• [Data section]
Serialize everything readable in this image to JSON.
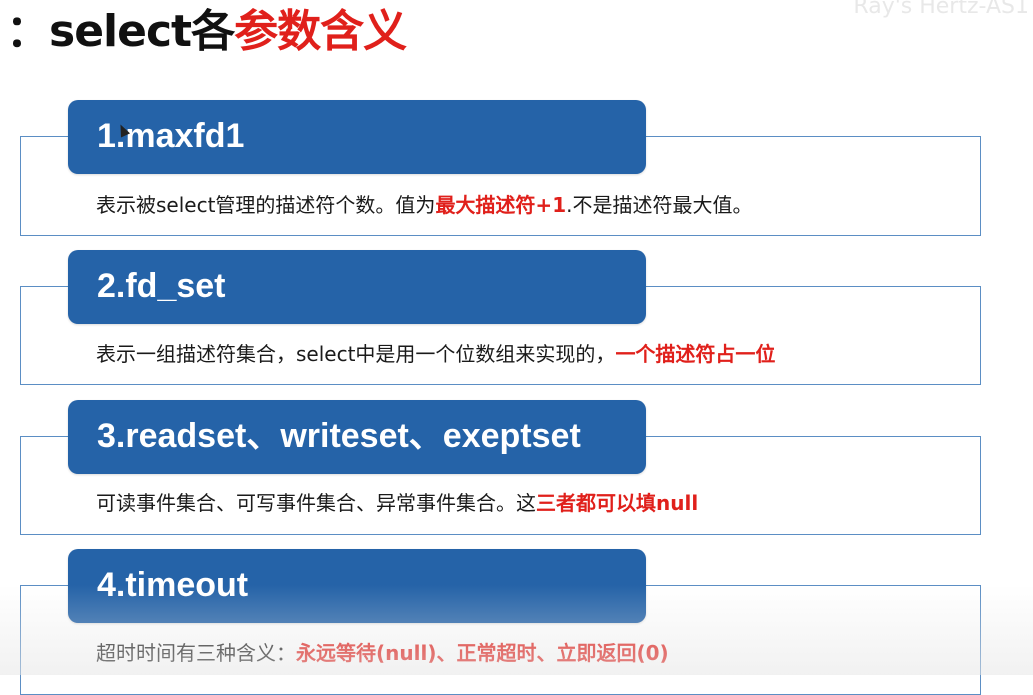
{
  "title": {
    "prefix": "：select各",
    "highlight": "参数含义"
  },
  "watermark": "Ray's Hertz-AS1",
  "sections": [
    {
      "header": "1.maxfd1",
      "desc_plain": "表示被select管理的描述符个数。值为",
      "desc_highlight": "最大描述符+1",
      "desc_tail": ".不是描述符最大值。"
    },
    {
      "header": "2.fd_set",
      "desc_plain": "表示一组描述符集合，select中是用一个位数组来实现的，",
      "desc_highlight": "一个描述符占一位",
      "desc_tail": ""
    },
    {
      "header": "3.readset、writeset、exeptset",
      "desc_plain": "可读事件集合、可写事件集合、异常事件集合。这",
      "desc_highlight": "三者都可以填null",
      "desc_tail": ""
    },
    {
      "header": "4.timeout",
      "desc_plain": "超时时间有三种含义：",
      "desc_highlight": "永远等待(null)、正常超时、立即返回(0)",
      "desc_tail": ""
    }
  ],
  "colors": {
    "header_bg": "#2563a8",
    "card_border": "#5b8ec4",
    "highlight_red": "#e0201b"
  }
}
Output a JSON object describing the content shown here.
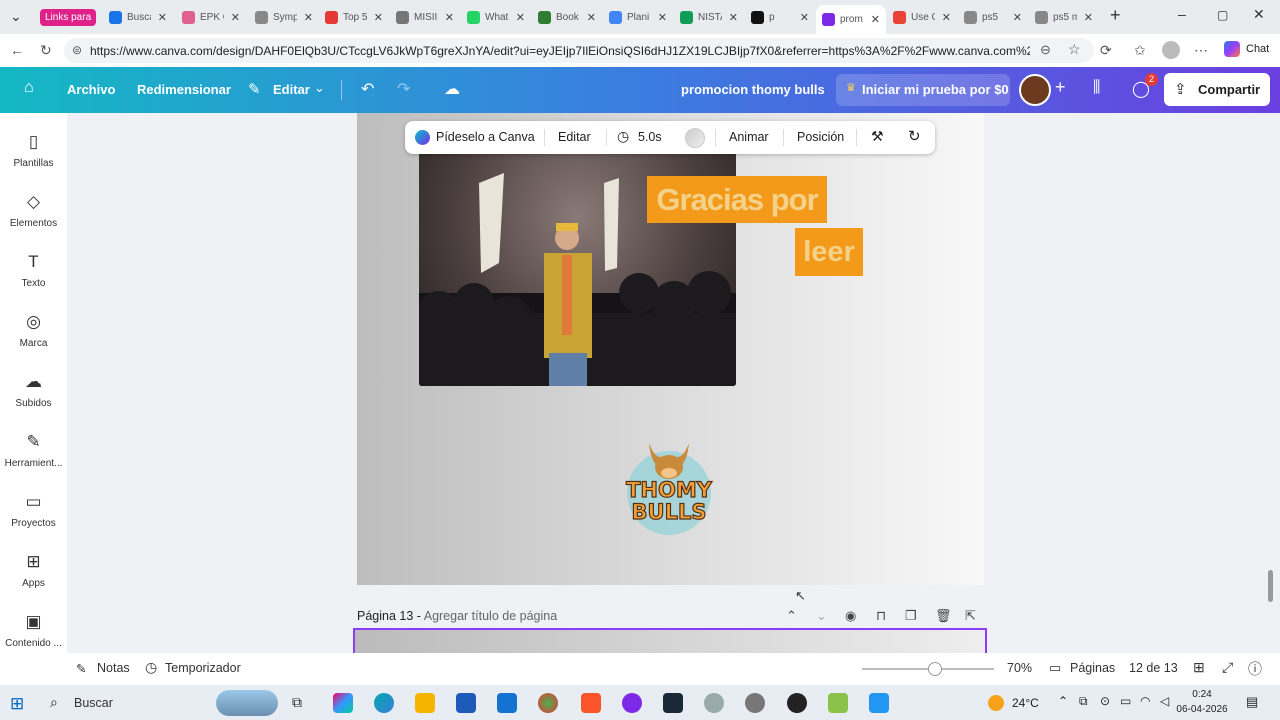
{
  "browser": {
    "tab_group": "Links para",
    "tabs": [
      {
        "label": "Busca",
        "color": "#1a73e8"
      },
      {
        "label": "EPK C",
        "color": "#e06090"
      },
      {
        "label": "Symp",
        "color": "#888888"
      },
      {
        "label": "Top 5",
        "color": "#e53935"
      },
      {
        "label": "MISII",
        "color": "#777777"
      },
      {
        "label": "What",
        "color": "#25d366"
      },
      {
        "label": "Book",
        "color": "#2e7d32"
      },
      {
        "label": "Plani",
        "color": "#4285f4"
      },
      {
        "label": "ÑISTA",
        "color": "#0f9d58"
      },
      {
        "label": "p",
        "color": "#111111"
      },
      {
        "label": "prom",
        "color": "#7d2ae8"
      },
      {
        "label": "Use C",
        "color": "#ea4335"
      },
      {
        "label": "ps5",
        "color": "#888888"
      },
      {
        "label": "ps5 m",
        "color": "#888888"
      }
    ],
    "url": "https://www.canva.com/design/DAHF0ElQb3U/CTccgLV6JkWpT6greXJnYA/edit?ui=eyJEIjp7IlEiOnsiQSI6dHJ1ZX19LCJBIjp7fX0&referrer=https%3A%2F%2Fwww.canva.com%2Fs%2Ftc...",
    "chat_label": "Chat"
  },
  "header": {
    "file": "Archivo",
    "resize": "Redimensionar",
    "edit": "Editar",
    "design_title": "promocion thomy bulls",
    "trial": "Iniciar mi prueba por $0",
    "notifications": "2",
    "share": "Compartir"
  },
  "sidebar": {
    "items": [
      {
        "label": "Plantillas",
        "icon": "▯"
      },
      {
        "label": "Elementos",
        "icon": "◇"
      },
      {
        "label": "Texto",
        "icon": "T"
      },
      {
        "label": "Marca",
        "icon": "◎"
      },
      {
        "label": "Subidos",
        "icon": "☁"
      },
      {
        "label": "Herramient...",
        "icon": "✎"
      },
      {
        "label": "Proyectos",
        "icon": "▭"
      },
      {
        "label": "Apps",
        "icon": "⊞"
      },
      {
        "label": "Contenido ...",
        "icon": "▣"
      }
    ]
  },
  "toolbar": {
    "ask_canva": "Pídeselo a Canva",
    "edit": "Editar",
    "duration": "5.0s",
    "animate": "Animar",
    "position": "Posición"
  },
  "canvas": {
    "text_line1": "Gracias por",
    "text_line2": "leer",
    "logo_line1": "THOMY",
    "logo_line2": "BULLS"
  },
  "next_page": {
    "label": "Página 13 -",
    "placeholder": "Agregar título de página"
  },
  "bottombar": {
    "notes": "Notas",
    "timer": "Temporizador",
    "zoom_percent": 70,
    "zoom": "70%",
    "pages": "Páginas",
    "page_count": "12 de 13"
  },
  "taskbar": {
    "search": "Buscar",
    "weather": "24°C",
    "time": "0:24",
    "date": "06-04-2026"
  }
}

• [Task prompt] What you return should match the records above word for word, minus the pictures.

• [Solution for this exercise]
Serialize everything readable in this image to JSON.
{
  "title": {
    "prefix": "：select各",
    "highlight": "参数含义"
  },
  "watermark": "Ray's Hertz-AS1",
  "sections": [
    {
      "header": "1.maxfd1",
      "desc_plain": "表示被select管理的描述符个数。值为",
      "desc_highlight": "最大描述符+1",
      "desc_tail": ".不是描述符最大值。"
    },
    {
      "header": "2.fd_set",
      "desc_plain": "表示一组描述符集合，select中是用一个位数组来实现的，",
      "desc_highlight": "一个描述符占一位",
      "desc_tail": ""
    },
    {
      "header": "3.readset、writeset、exeptset",
      "desc_plain": "可读事件集合、可写事件集合、异常事件集合。这",
      "desc_highlight": "三者都可以填null",
      "desc_tail": ""
    },
    {
      "header": "4.timeout",
      "desc_plain": "超时时间有三种含义：",
      "desc_highlight": "永远等待(null)、正常超时、立即返回(0)",
      "desc_tail": ""
    }
  ],
  "colors": {
    "header_bg": "#2563a8",
    "card_border": "#5b8ec4",
    "highlight_red": "#e0201b"
  }
}
Output a JSON object describing the content shown here.
{
  "browser": {
    "tab_group": "Links para",
    "tabs": [
      {
        "label": "Busca",
        "color": "#1a73e8"
      },
      {
        "label": "EPK C",
        "color": "#e06090"
      },
      {
        "label": "Symp",
        "color": "#888888"
      },
      {
        "label": "Top 5",
        "color": "#e53935"
      },
      {
        "label": "MISII",
        "color": "#777777"
      },
      {
        "label": "What",
        "color": "#25d366"
      },
      {
        "label": "Book",
        "color": "#2e7d32"
      },
      {
        "label": "Plani",
        "color": "#4285f4"
      },
      {
        "label": "ÑISTA",
        "color": "#0f9d58"
      },
      {
        "label": "p",
        "color": "#111111"
      },
      {
        "label": "prom",
        "color": "#7d2ae8"
      },
      {
        "label": "Use C",
        "color": "#ea4335"
      },
      {
        "label": "ps5",
        "color": "#888888"
      },
      {
        "label": "ps5 m",
        "color": "#888888"
      }
    ],
    "url": "https://www.canva.com/design/DAHF0ElQb3U/CTccgLV6JkWpT6greXJnYA/edit?ui=eyJEIjp7IlEiOnsiQSI6dHJ1ZX19LCJBIjp7fX0&referrer=https%3A%2F%2Fwww.canva.com%2Fs%2Ftc...",
    "chat_label": "Chat"
  },
  "header": {
    "file": "Archivo",
    "resize": "Redimensionar",
    "edit": "Editar",
    "design_title": "promocion thomy bulls",
    "trial": "Iniciar mi prueba por $0",
    "notifications": "2",
    "share": "Compartir"
  },
  "sidebar": {
    "items": [
      {
        "label": "Plantillas",
        "icon": "▯"
      },
      {
        "label": "Elementos",
        "icon": "◇"
      },
      {
        "label": "Texto",
        "icon": "T"
      },
      {
        "label": "Marca",
        "icon": "◎"
      },
      {
        "label": "Subidos",
        "icon": "☁"
      },
      {
        "label": "Herramient...",
        "icon": "✎"
      },
      {
        "label": "Proyectos",
        "icon": "▭"
      },
      {
        "label": "Apps",
        "icon": "⊞"
      },
      {
        "label": "Contenido ...",
        "icon": "▣"
      }
    ]
  },
  "toolbar": {
    "ask_canva": "Pídeselo a Canva",
    "edit": "Editar",
    "duration": "5.0s",
    "animate": "Animar",
    "position": "Posición"
  },
  "canvas": {
    "text_line1": "Gracias por",
    "text_line2": "leer",
    "logo_line1": "THOMY",
    "logo_line2": "BULLS"
  },
  "next_page": {
    "label": "Página 13 -",
    "placeholder": "Agregar título de página"
  },
  "bottombar": {
    "notes": "Notas",
    "timer": "Temporizador",
    "zoom_percent": 70,
    "zoom": "70%",
    "pages": "Páginas",
    "page_count": "12 de 13"
  },
  "taskbar": {
    "search": "Buscar",
    "weather": "24°C",
    "time": "0:24",
    "date": "06-04-2026"
  }
}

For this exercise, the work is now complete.